___ 閱讀文章 ___
她說,她很謝謝她婆婆把家裡顧得很好,下班只要洗個碗、簽個聯絡簿就好了,要不然得要照顧三個孩子,下班若還要做飯、有太多繁重的家務,頗感負擔。

她在德商工作,薪水不錯,工作也穩定,一直到即將屆齡,才趁公司有優退優離的機會離職。

隨著對話的過程,一些幽微的情緒也慢慢釋放出來。

她的先生很早就因為腎臟方面的疾病,而必須要與尿袋守著終身。冬天天冷,即使隔天還要上班,只要尿液不小心滲得整個床單都是,她丈夫一樣要她起來協助更換。

等到她退休後,婆婆馬上說身體不舒服,要離開家務的崗位好好休息。農曆年吃了年夜飯,婆婆忽然吐了一地,送了急診發現情況不太樂觀。很快的診斷出來,是癌症,已經擴散。

 

「妳過得好辛苦,真的很佩服妳,沒有離開,也沒有倒下來。」我忍不住說。

「我們那年代的人很少會為這種事離婚的,照顧他們也是我的責任,怎麼能倒下來?」她苦笑起來。

 

因為丈夫身體狀況也不好,所以照顧婆婆的重擔就落到她肩上。在她還在工作的年歲裡,婆婆就有次住院住了八個月。白天她要上班,婆家請了日間看護;到了晚上,她就是理所當然的夜間輪值。

八個月後婆婆出院,婆婆對她說,「妳看妳多幸福,我都沒有麻煩到妳。」

她說我都沒有麻煩到妳,妳聽,她說我都沒有麻煩到妳耶。
___ 記錄摘錄 ___
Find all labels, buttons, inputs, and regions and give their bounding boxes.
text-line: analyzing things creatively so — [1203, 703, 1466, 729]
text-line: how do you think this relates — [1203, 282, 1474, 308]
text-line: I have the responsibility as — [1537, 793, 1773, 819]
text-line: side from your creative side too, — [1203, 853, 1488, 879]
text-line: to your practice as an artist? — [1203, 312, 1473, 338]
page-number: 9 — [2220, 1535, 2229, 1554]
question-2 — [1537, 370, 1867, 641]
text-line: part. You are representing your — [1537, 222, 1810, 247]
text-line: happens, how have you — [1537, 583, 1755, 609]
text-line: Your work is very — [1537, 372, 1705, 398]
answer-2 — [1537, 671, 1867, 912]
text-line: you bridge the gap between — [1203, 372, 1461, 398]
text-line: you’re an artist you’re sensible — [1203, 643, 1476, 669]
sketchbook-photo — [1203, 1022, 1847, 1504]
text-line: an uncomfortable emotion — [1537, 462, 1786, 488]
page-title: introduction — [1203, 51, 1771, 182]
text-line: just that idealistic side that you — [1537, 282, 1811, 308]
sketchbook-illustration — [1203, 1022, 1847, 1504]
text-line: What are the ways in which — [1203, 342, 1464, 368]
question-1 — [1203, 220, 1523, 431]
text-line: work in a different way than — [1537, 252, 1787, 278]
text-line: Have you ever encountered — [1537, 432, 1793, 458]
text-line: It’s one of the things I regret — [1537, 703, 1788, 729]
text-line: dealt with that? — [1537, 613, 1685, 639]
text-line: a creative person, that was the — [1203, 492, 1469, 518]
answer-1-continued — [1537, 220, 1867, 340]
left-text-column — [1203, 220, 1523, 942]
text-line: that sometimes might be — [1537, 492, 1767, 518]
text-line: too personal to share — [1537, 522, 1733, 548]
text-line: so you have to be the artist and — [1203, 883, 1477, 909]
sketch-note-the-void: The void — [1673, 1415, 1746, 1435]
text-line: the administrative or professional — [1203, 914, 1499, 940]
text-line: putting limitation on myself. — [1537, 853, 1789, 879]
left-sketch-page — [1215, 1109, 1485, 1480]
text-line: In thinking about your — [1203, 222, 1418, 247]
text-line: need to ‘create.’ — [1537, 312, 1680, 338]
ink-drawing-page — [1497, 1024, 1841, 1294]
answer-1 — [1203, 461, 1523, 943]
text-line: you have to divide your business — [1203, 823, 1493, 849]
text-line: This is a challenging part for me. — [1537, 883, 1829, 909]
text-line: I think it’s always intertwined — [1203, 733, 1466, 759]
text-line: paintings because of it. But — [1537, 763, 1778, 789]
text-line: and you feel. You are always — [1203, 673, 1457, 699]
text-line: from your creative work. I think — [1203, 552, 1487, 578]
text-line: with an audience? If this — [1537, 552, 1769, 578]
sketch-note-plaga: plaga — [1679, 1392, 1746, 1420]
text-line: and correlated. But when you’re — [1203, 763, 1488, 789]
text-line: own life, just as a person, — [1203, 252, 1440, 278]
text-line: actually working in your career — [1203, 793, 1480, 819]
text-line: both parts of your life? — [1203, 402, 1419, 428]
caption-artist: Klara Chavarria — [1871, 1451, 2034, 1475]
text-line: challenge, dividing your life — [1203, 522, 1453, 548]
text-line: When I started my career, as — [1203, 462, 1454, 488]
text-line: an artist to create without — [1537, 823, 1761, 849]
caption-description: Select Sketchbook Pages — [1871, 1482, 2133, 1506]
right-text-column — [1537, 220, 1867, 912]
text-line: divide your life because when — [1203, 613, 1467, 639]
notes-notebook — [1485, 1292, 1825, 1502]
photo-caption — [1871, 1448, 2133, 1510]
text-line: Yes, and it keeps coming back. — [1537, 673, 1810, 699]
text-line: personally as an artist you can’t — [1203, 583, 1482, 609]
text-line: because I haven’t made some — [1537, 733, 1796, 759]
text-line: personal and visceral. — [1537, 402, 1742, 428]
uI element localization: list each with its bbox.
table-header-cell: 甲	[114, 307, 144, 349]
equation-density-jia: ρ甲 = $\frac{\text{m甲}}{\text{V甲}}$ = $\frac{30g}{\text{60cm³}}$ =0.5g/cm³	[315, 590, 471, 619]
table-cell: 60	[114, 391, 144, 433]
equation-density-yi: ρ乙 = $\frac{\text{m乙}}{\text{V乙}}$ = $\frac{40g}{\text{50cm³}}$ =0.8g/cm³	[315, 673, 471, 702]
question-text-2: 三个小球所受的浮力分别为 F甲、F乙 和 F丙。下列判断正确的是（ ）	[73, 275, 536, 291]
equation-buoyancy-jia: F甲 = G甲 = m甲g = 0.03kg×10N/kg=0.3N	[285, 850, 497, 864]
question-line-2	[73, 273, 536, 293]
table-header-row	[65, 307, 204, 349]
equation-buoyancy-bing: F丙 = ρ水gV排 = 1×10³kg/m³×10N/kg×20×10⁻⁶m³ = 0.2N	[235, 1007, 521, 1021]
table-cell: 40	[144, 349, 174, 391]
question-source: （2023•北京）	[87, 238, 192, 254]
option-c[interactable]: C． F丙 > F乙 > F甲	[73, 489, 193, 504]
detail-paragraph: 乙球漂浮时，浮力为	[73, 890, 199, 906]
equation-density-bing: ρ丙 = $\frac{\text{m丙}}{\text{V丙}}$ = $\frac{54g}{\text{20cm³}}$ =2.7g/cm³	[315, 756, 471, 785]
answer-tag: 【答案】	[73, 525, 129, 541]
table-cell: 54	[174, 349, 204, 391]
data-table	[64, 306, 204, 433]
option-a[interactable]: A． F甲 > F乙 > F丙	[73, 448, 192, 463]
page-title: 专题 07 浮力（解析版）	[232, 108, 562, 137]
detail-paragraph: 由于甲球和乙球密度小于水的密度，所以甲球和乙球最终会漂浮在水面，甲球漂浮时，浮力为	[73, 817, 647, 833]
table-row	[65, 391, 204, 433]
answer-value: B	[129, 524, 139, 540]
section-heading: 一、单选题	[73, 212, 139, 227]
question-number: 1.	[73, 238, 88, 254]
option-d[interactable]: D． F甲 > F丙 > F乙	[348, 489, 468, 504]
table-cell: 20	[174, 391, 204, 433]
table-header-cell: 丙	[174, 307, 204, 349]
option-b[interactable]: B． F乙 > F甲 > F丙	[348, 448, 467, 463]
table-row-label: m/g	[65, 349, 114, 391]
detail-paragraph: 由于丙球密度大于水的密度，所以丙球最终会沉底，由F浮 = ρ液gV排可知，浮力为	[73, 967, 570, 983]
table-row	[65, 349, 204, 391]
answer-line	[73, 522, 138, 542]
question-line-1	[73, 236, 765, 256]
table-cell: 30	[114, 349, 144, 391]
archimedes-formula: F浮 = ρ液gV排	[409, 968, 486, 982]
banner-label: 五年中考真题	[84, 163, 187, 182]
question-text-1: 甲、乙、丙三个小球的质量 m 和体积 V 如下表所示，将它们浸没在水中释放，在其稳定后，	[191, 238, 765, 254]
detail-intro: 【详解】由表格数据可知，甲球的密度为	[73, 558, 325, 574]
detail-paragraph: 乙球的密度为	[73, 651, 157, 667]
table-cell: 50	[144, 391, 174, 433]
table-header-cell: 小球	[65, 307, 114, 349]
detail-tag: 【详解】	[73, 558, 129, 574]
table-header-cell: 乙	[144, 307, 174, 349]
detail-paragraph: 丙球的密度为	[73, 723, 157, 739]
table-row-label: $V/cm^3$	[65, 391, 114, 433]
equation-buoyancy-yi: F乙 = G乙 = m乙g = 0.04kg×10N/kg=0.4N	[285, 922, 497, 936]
___
應做事項 A –
根據閱讀文章回答:
(i) 她在哪一類公司工作?又是趁什麼機會離職的?
(ii) 她的先生因哪方面的疾病而必須與尿袋守著終身?
(iii) 婆婆那次住院住了多久?白天由誰照顧?
應做事項 B –
續寫這篇講述她照顧丈夫與婆婆的文章,從最後一句之後接著寫下去。
這些記錄是另外的材料,與文章無關。

練習作答 A –
(i) 她在德商工作,趁公司有優退優離的機會離職。
(ii) 腎臟方面的疾病。
(iii) 住了八個月;白天由婆家請的日間看護照顧。

練習作答 B –
她重複說了這句好幾次。因為婆婆當時的病況是需要住院治療,但是生活大致都能夠自理,不必人擦澡餵飯。但婆婆忽略了她必須要時時守在身邊、隨傳隨到的壓力。

怎麼會是都沒有麻煩到呢。她又苦笑起來。

那段時間也無法好好地陪伴照顧孩子。夫妻倆前腳去醫院,後腳理應專心唸書準備升學的孩子們就打開電視打起電動。等到聽到樓下有汽車倒車入庫的聲音,就趕緊把電視與電燈都關了,偽裝出一切都很好的樣子來。也許孩子的心思就是那樣偏掉的,小女兒後來就成了啃老族,如今四十幾歲了,還是不工作,還待在家裡消耗她的退休金。

小女兒也曾經表現得很出色。申請到美國前幾名的大學,送出國去唸書,但是到後來卻沒有如期畢業。做媽媽的擔心了,她飛到美國去看小女兒,竟然轉系唸了電影。她怒斥小女兒心思都偏掉了,怎麼會在美國浪費時間、浪費她的錢?她當機立斷的要她休學回台灣。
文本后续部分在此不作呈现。